>> Start RAW DATA
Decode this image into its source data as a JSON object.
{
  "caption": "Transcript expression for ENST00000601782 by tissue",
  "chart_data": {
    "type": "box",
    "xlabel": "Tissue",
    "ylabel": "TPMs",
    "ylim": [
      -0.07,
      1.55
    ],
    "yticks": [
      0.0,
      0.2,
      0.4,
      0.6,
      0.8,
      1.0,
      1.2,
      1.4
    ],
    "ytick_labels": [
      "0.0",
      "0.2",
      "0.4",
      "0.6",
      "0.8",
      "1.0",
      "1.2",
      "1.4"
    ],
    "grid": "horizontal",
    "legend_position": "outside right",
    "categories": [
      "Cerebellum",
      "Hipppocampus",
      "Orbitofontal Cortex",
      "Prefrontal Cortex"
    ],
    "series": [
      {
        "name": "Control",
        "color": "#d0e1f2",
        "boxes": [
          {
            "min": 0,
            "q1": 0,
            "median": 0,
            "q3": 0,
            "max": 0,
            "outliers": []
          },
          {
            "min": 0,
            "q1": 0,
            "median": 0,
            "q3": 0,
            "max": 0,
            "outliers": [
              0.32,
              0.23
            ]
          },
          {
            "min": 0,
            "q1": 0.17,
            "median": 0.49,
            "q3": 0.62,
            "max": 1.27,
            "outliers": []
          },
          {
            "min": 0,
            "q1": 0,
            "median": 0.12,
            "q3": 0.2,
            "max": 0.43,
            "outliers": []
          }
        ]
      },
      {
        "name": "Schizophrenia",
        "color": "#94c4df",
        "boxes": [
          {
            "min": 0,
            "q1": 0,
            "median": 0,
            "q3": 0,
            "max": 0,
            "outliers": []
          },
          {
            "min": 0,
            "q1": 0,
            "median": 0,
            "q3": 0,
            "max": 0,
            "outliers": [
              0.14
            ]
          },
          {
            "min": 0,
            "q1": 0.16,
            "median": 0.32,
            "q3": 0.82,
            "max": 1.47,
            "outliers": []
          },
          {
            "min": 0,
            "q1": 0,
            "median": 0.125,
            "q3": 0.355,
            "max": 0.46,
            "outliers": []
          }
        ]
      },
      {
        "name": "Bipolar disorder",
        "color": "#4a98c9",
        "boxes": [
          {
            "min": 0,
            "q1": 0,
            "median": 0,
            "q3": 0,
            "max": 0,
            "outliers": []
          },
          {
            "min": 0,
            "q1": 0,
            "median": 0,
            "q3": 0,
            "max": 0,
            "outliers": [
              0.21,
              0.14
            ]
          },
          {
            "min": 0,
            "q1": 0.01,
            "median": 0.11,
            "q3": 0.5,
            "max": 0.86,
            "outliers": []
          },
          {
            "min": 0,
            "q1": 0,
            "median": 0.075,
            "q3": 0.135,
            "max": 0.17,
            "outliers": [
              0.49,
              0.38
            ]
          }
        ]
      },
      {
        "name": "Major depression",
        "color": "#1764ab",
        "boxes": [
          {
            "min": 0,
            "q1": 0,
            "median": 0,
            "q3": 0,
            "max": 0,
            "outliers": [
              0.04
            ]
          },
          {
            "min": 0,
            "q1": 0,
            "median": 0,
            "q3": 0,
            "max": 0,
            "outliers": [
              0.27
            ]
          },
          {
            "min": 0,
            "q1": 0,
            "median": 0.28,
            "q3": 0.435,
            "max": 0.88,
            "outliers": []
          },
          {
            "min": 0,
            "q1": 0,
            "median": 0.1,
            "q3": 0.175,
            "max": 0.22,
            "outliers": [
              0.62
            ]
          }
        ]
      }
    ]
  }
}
>> End RAW DATA
◆ THE REQUEST ◆
Every line above should be retyped exactly as given.

◆ EXERCISE OUTPUT ◆
Decode this image into its source data as a JSON object.
{
  "caption": "Transcript expression for ENST00000601782 by tissue",
  "chart_data": {
    "type": "box",
    "xlabel": "Tissue",
    "ylabel": "TPMs",
    "ylim": [
      -0.07,
      1.55
    ],
    "yticks": [
      0.0,
      0.2,
      0.4,
      0.6,
      0.8,
      1.0,
      1.2,
      1.4
    ],
    "ytick_labels": [
      "0.0",
      "0.2",
      "0.4",
      "0.6",
      "0.8",
      "1.0",
      "1.2",
      "1.4"
    ],
    "grid": "horizontal",
    "legend_position": "outside right",
    "categories": [
      "Cerebellum",
      "Hipppocampus",
      "Orbitofontal Cortex",
      "Prefrontal Cortex"
    ],
    "series": [
      {
        "name": "Control",
        "color": "#d0e1f2",
        "boxes": [
          {
            "min": 0,
            "q1": 0,
            "median": 0,
            "q3": 0,
            "max": 0,
            "outliers": []
          },
          {
            "min": 0,
            "q1": 0,
            "median": 0,
            "q3": 0,
            "max": 0,
            "outliers": [
              0.32,
              0.23
            ]
          },
          {
            "min": 0,
            "q1": 0.17,
            "median": 0.49,
            "q3": 0.62,
            "max": 1.27,
            "outliers": []
          },
          {
            "min": 0,
            "q1": 0,
            "median": 0.12,
            "q3": 0.2,
            "max": 0.43,
            "outliers": []
          }
        ]
      },
      {
        "name": "Schizophrenia",
        "color": "#94c4df",
        "boxes": [
          {
            "min": 0,
            "q1": 0,
            "median": 0,
            "q3": 0,
            "max": 0,
            "outliers": []
          },
          {
            "min": 0,
            "q1": 0,
            "median": 0,
            "q3": 0,
            "max": 0,
            "outliers": [
              0.14
            ]
          },
          {
            "min": 0,
            "q1": 0.16,
            "median": 0.32,
            "q3": 0.82,
            "max": 1.47,
            "outliers": []
          },
          {
            "min": 0,
            "q1": 0,
            "median": 0.125,
            "q3": 0.355,
            "max": 0.46,
            "outliers": []
          }
        ]
      },
      {
        "name": "Bipolar disorder",
        "color": "#4a98c9",
        "boxes": [
          {
            "min": 0,
            "q1": 0,
            "median": 0,
            "q3": 0,
            "max": 0,
            "outliers": []
          },
          {
            "min": 0,
            "q1": 0,
            "median": 0,
            "q3": 0,
            "max": 0,
            "outliers": [
              0.21,
              0.14
            ]
          },
          {
            "min": 0,
            "q1": 0.01,
            "median": 0.11,
            "q3": 0.5,
            "max": 0.86,
            "outliers": []
          },
          {
            "min": 0,
            "q1": 0,
            "median": 0.075,
            "q3": 0.135,
            "max": 0.17,
            "outliers": [
              0.49,
              0.38
            ]
          }
        ]
      },
      {
        "name": "Major depression",
        "color": "#1764ab",
        "boxes": [
          {
            "min": 0,
            "q1": 0,
            "median": 0,
            "q3": 0,
            "max": 0,
            "outliers": [
              0.04
            ]
          },
          {
            "min": 0,
            "q1": 0,
            "median": 0,
            "q3": 0,
            "max": 0,
            "outliers": [
              0.27
            ]
          },
          {
            "min": 0,
            "q1": 0,
            "median": 0.28,
            "q3": 0.435,
            "max": 0.88,
            "outliers": []
          },
          {
            "min": 0,
            "q1": 0,
            "median": 0.1,
            "q3": 0.175,
            "max": 0.22,
            "outliers": [
              0.62
            ]
          }
        ]
      }
    ]
  }
}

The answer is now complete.